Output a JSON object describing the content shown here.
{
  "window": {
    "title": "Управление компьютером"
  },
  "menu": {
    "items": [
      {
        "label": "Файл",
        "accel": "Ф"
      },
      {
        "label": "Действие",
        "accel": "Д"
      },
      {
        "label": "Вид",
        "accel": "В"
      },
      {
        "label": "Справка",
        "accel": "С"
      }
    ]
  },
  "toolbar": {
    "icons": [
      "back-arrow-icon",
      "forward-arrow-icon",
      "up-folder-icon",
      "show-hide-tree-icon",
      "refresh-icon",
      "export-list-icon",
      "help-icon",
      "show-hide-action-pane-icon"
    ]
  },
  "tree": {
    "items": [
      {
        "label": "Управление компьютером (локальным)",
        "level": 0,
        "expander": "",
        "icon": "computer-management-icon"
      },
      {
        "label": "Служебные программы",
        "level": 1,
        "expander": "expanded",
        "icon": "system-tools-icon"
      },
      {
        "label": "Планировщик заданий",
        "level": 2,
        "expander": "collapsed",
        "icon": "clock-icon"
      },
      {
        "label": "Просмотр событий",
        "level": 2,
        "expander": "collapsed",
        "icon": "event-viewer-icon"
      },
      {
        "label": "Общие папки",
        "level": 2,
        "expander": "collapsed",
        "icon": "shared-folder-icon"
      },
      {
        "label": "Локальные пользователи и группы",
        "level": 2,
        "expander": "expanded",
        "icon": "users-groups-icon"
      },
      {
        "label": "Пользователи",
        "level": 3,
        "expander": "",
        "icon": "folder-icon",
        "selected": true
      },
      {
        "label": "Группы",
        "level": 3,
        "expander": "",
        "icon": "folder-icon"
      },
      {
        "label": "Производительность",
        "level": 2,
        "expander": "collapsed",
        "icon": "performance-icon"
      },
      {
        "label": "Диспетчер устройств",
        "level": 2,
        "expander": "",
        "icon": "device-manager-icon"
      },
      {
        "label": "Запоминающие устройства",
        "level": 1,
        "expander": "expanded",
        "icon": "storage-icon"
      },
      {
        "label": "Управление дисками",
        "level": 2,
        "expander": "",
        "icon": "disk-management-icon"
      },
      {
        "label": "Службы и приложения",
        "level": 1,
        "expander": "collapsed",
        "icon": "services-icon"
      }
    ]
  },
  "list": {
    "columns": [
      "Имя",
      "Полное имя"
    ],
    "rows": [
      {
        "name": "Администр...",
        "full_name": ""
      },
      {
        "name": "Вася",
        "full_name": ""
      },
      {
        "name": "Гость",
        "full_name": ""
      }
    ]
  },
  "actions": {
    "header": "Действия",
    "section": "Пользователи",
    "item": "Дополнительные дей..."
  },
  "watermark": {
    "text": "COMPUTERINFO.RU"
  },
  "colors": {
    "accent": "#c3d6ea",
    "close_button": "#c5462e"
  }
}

#### [What the task requires]
Return only the number of lines in the preceding records that contain the string "компьютером".

#### [Solved problem]
2